What needs to be done
Among the entries below, find the lines with "Time" and copy them.

Data listing:

+---+

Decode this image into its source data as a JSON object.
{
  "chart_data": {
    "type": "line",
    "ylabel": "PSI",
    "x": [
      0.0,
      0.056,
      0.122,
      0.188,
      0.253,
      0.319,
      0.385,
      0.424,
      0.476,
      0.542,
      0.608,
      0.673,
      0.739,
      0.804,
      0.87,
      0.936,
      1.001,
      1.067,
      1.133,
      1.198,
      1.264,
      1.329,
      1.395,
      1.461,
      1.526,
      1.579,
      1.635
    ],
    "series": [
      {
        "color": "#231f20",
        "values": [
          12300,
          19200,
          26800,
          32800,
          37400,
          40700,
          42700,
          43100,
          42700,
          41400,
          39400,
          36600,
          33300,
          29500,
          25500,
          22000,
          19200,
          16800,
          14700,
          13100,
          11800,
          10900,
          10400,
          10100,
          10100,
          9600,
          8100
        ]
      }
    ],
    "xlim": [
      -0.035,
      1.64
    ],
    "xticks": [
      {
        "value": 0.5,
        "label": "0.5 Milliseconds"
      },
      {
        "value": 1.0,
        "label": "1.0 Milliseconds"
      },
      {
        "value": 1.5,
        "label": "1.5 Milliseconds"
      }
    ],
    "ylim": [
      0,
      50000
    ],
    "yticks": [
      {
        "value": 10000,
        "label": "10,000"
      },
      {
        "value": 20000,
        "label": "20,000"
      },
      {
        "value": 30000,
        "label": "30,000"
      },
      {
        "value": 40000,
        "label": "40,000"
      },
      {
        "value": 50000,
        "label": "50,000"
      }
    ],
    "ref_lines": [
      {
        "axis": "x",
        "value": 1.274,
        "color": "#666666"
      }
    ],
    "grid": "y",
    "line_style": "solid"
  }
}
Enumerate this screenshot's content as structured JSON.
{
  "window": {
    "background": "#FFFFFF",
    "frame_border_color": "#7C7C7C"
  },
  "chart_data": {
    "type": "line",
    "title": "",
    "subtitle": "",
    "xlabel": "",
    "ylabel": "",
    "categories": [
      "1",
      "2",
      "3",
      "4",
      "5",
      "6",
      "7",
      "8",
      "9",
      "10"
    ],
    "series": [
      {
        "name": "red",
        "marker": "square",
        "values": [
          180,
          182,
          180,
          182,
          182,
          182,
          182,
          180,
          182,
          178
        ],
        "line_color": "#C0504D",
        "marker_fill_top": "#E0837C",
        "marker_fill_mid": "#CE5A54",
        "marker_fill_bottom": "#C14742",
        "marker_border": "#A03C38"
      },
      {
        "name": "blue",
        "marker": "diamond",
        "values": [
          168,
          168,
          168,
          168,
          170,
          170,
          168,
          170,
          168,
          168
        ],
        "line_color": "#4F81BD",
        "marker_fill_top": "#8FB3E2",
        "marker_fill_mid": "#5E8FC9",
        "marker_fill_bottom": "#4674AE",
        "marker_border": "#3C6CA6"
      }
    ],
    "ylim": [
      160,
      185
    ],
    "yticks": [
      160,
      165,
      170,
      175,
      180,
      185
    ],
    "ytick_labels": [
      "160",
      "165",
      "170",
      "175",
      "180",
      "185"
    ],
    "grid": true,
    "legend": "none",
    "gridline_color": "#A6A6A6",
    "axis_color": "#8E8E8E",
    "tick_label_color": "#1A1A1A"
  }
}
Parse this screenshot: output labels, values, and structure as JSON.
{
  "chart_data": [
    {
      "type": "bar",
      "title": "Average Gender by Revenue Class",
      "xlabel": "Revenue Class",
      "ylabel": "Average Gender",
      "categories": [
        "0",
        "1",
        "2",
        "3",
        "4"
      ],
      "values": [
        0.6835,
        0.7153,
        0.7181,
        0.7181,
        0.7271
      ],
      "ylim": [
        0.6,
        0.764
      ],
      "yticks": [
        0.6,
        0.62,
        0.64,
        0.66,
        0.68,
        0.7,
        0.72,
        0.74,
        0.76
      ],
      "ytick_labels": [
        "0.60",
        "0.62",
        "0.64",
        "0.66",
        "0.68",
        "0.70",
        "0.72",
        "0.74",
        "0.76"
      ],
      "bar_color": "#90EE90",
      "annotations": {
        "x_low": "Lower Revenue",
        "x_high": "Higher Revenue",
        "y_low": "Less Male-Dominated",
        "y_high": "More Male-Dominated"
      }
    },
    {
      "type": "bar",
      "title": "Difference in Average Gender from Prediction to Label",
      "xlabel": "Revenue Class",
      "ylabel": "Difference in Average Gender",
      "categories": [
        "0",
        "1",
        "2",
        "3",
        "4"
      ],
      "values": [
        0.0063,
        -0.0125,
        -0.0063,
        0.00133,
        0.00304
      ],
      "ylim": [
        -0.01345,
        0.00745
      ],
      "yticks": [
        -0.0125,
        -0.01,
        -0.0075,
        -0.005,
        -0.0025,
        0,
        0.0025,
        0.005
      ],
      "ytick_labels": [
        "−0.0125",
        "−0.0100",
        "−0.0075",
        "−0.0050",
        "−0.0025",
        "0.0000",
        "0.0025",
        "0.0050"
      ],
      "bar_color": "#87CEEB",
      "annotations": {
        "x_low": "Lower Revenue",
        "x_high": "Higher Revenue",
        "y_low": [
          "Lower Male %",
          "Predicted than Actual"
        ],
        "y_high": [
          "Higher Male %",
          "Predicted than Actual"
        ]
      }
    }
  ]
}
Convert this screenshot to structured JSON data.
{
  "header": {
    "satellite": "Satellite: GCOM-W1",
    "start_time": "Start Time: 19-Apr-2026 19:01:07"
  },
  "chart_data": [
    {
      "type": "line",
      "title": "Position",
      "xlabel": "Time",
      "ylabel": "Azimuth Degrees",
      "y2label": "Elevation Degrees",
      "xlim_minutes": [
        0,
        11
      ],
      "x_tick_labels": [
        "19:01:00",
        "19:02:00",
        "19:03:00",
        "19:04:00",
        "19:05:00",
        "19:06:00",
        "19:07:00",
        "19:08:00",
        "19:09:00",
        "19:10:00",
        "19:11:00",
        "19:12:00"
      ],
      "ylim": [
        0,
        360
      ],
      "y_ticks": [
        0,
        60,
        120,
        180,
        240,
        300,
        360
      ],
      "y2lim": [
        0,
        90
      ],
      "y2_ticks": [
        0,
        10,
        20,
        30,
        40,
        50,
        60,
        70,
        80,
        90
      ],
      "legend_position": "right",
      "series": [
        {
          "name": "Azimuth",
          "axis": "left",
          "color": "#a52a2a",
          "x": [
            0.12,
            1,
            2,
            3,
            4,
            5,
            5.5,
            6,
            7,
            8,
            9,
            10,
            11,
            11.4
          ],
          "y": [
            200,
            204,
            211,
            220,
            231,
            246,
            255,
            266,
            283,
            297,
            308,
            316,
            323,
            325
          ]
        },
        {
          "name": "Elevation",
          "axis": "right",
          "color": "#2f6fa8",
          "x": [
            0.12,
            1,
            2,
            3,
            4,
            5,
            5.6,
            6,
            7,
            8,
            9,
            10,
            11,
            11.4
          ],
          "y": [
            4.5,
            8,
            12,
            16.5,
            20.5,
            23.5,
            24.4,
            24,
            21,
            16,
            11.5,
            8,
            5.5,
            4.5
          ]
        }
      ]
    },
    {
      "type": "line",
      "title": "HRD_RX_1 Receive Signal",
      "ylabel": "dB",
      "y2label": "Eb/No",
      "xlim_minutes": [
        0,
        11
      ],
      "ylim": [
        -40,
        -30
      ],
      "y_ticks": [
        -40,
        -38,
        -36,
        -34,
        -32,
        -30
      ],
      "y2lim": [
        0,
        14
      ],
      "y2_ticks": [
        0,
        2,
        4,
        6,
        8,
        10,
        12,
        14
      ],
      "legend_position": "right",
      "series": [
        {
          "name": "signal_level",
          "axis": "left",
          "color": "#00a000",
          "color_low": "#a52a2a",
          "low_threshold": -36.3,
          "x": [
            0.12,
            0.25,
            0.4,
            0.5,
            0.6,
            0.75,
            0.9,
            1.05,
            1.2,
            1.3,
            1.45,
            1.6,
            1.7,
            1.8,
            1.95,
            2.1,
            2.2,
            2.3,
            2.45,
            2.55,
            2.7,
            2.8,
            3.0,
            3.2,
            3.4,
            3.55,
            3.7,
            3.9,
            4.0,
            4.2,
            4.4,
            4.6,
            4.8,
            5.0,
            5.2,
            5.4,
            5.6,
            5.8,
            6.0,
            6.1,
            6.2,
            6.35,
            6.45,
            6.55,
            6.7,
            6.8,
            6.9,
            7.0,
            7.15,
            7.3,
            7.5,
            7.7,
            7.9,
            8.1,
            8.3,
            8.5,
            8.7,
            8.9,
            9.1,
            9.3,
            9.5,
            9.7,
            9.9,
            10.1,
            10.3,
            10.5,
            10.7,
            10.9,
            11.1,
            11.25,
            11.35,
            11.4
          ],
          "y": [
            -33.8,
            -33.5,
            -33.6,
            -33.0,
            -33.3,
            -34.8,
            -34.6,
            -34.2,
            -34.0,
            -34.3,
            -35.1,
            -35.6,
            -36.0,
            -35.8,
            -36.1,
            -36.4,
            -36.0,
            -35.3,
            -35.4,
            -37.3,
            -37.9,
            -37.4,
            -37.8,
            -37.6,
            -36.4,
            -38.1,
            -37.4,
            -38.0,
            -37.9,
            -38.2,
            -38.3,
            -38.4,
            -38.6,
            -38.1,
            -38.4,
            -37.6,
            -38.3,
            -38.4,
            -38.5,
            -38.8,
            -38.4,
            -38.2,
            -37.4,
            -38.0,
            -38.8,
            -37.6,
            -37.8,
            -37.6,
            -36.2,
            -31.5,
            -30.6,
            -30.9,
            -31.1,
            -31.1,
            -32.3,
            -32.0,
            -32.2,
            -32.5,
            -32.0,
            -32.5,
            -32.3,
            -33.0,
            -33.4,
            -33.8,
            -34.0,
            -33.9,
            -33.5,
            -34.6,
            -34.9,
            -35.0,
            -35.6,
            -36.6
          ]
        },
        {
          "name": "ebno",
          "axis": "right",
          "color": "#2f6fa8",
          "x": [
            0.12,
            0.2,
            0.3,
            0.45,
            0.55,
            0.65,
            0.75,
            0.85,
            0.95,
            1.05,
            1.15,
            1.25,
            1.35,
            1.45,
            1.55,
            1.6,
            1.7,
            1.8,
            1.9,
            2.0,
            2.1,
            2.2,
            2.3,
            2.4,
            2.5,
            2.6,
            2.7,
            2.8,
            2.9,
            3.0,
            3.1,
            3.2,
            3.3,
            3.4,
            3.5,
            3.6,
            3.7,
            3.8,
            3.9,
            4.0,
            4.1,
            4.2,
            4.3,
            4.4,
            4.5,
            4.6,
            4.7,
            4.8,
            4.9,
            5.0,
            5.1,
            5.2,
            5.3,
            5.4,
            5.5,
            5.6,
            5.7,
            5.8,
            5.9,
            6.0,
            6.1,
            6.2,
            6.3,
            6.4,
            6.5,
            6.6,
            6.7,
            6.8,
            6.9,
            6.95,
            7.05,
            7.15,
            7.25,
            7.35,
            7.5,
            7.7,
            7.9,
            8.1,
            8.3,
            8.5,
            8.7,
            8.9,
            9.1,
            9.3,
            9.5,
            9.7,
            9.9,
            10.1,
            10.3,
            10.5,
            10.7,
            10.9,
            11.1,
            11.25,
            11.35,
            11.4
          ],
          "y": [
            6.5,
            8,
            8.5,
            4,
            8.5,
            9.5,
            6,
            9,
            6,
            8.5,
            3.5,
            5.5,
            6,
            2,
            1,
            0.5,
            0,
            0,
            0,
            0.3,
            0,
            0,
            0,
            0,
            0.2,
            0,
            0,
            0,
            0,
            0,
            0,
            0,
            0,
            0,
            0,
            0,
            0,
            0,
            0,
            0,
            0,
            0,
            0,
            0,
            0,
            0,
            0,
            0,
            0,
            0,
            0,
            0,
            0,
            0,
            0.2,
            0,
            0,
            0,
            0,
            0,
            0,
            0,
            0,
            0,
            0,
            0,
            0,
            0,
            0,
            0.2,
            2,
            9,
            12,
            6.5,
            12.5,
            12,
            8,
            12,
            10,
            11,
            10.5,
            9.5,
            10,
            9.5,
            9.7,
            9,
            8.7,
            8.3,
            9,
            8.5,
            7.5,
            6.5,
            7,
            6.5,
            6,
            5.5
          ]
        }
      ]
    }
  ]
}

+---+

Correct response
    "start_time": "Start Time: 19-Apr-2026 19:01:07"
      "xlabel": "Time",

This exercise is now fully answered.